* Task description *
Quote the records that follow in full and exactly; leave out the pictures.

* Excerpted data *
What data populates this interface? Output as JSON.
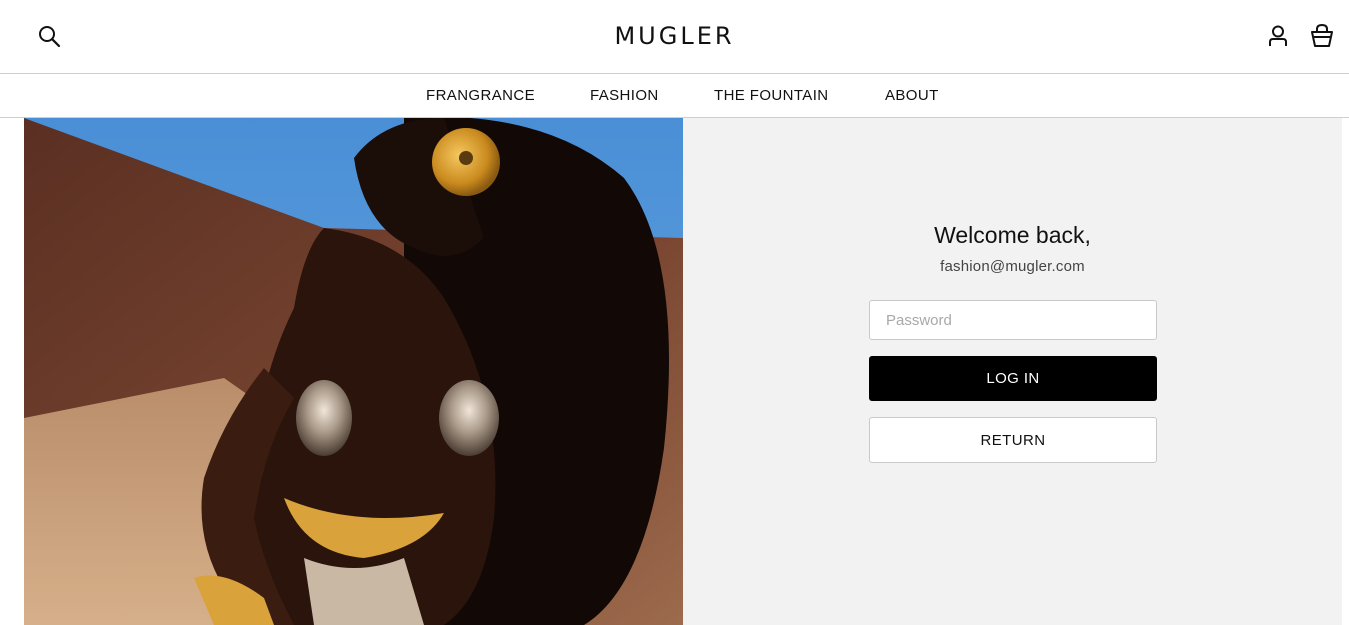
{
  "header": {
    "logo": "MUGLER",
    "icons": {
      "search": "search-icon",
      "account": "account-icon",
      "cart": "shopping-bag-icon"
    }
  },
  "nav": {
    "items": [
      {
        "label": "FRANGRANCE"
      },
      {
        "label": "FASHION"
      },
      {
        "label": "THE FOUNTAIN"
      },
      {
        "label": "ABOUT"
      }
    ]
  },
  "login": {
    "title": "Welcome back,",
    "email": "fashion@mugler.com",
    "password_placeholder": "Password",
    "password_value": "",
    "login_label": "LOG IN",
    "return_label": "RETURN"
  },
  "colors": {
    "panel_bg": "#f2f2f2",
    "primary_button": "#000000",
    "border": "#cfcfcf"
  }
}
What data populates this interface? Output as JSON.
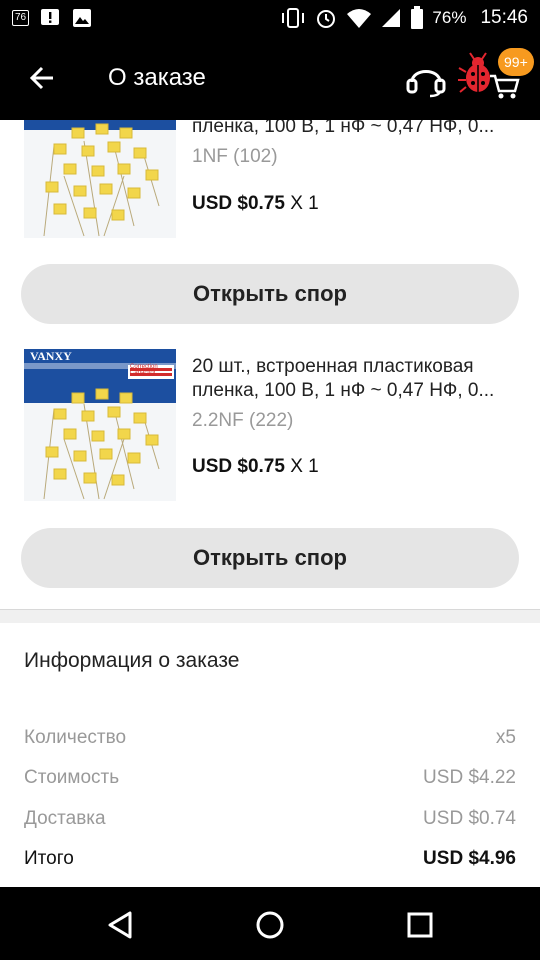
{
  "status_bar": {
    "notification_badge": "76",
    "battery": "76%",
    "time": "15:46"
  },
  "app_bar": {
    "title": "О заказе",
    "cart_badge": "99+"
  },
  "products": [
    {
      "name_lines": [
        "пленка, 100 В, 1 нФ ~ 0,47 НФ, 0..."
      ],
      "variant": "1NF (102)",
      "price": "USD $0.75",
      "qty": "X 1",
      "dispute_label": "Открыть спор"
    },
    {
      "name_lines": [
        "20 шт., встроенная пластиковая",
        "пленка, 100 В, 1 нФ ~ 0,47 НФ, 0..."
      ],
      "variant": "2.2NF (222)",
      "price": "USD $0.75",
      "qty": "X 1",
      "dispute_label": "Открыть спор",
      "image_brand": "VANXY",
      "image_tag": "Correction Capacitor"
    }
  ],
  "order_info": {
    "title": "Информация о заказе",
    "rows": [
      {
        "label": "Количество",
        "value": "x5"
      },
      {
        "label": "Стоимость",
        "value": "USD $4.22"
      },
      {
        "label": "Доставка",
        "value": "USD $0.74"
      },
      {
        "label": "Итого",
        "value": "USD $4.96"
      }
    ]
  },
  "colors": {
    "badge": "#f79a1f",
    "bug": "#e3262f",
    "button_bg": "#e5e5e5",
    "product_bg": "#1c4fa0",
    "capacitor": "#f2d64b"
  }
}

* Result of the task *
What data populates this interface? Output as JSON.
{
  "header": {
    "logo": "MUGLER",
    "icons": {
      "search": "search-icon",
      "account": "account-icon",
      "cart": "shopping-bag-icon"
    }
  },
  "nav": {
    "items": [
      {
        "label": "FRANGRANCE"
      },
      {
        "label": "FASHION"
      },
      {
        "label": "THE FOUNTAIN"
      },
      {
        "label": "ABOUT"
      }
    ]
  },
  "login": {
    "title": "Welcome back,",
    "email": "fashion@mugler.com",
    "password_placeholder": "Password",
    "password_value": "",
    "login_label": "LOG IN",
    "return_label": "RETURN"
  },
  "colors": {
    "panel_bg": "#f2f2f2",
    "primary_button": "#000000",
    "border": "#cfcfcf"
  }
}
What data populates this interface? Output as JSON.
{
  "status_bar": {
    "notification_badge": "76",
    "battery": "76%",
    "time": "15:46"
  },
  "app_bar": {
    "title": "О заказе",
    "cart_badge": "99+"
  },
  "products": [
    {
      "name_lines": [
        "пленка, 100 В, 1 нФ ~ 0,47 НФ, 0..."
      ],
      "variant": "1NF (102)",
      "price": "USD $0.75",
      "qty": "X 1",
      "dispute_label": "Открыть спор"
    },
    {
      "name_lines": [
        "20 шт., встроенная пластиковая",
        "пленка, 100 В, 1 нФ ~ 0,47 НФ, 0..."
      ],
      "variant": "2.2NF (222)",
      "price": "USD $0.75",
      "qty": "X 1",
      "dispute_label": "Открыть спор",
      "image_brand": "VANXY",
      "image_tag": "Correction Capacitor"
    }
  ],
  "order_info": {
    "title": "Информация о заказе",
    "rows": [
      {
        "label": "Количество",
        "value": "x5"
      },
      {
        "label": "Стоимость",
        "value": "USD $4.22"
      },
      {
        "label": "Доставка",
        "value": "USD $0.74"
      },
      {
        "label": "Итого",
        "value": "USD $4.96"
      }
    ]
  },
  "colors": {
    "badge": "#f79a1f",
    "bug": "#e3262f",
    "button_bg": "#e5e5e5",
    "product_bg": "#1c4fa0",
    "capacitor": "#f2d64b"
  }
}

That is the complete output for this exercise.